EXERCISE OBJECTIVE:
Pull out every line with the word "period" from the entries below.

begin

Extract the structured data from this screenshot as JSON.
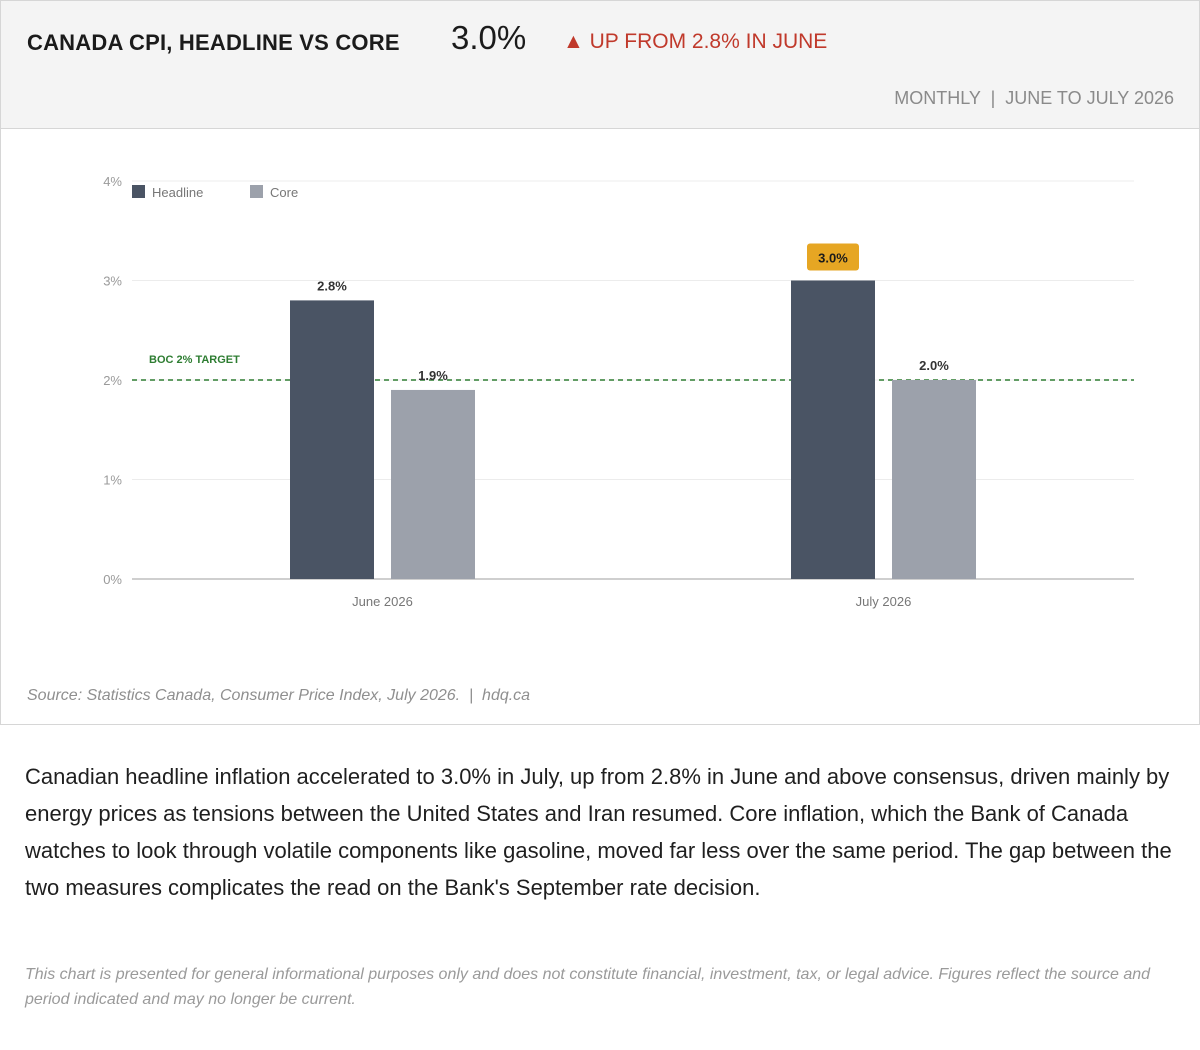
{
  "header": {
    "title": "CANADA CPI, HEADLINE VS CORE",
    "big_value": "3.0%",
    "change_arrow": "▲",
    "change_text": "UP FROM 2.8% IN JUNE",
    "period": "MONTHLY  |  JUNE TO JULY 2026"
  },
  "chart_data": {
    "type": "bar",
    "categories": [
      "June 2026",
      "July 2026"
    ],
    "series": [
      {
        "name": "Headline",
        "values": [
          2.8,
          3.0
        ],
        "color": "#4a5464",
        "labels": [
          "2.8%",
          "3.0%"
        ]
      },
      {
        "name": "Core",
        "values": [
          1.9,
          2.0
        ],
        "color": "#9ca1ab",
        "labels": [
          "1.9%",
          "2.0%"
        ]
      }
    ],
    "ylim": [
      0,
      4
    ],
    "yticks": [
      0,
      1,
      2,
      3,
      4
    ],
    "ytick_labels": [
      "0%",
      "1%",
      "2%",
      "3%",
      "4%"
    ],
    "grid": true,
    "legend": "top-left",
    "target_line": {
      "value": 2,
      "label": "BOC 2% TARGET",
      "color": "#2e7d32"
    },
    "highlight": {
      "series": 0,
      "index": 1,
      "color": "#e6a623"
    }
  },
  "source": "Source: Statistics Canada, Consumer Price Index, July 2026.  |  hdq.ca",
  "body_text": "Canadian headline inflation accelerated to 3.0% in July, up from 2.8% in June and above consensus, driven mainly by energy prices as tensions between the United States and Iran resumed. Core inflation, which the Bank of Canada watches to look through volatile components like gasoline, moved far less over the same period. The gap between the two measures complicates the read on the Bank's September rate decision.",
  "disclaimer": "This chart is presented for general informational purposes only and does not constitute financial, investment, tax, or legal advice. Figures reflect the source and period indicated and may no longer be current."
}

end

EXERCISE SOLUTION:
    "period": "MONTHLY  |  JUNE TO JULY 2026"
  "body_text": "Canadian headline inflation accelerated to 3.0% in July, up from 2.8% in June and above consensus, driven mainly by energy prices as tensions between the United States and Iran resumed. Core inflation, which the Bank of Canada watches to look through volatile components like gasoline, moved far less over the same period. The gap between the two measures complicates the read on the Bank's September rate decision.",
  "disclaimer": "This chart is presented for general informational purposes only and does not constitute financial, investment, tax, or legal advice. Figures reflect the source and period indicated and may no longer be current."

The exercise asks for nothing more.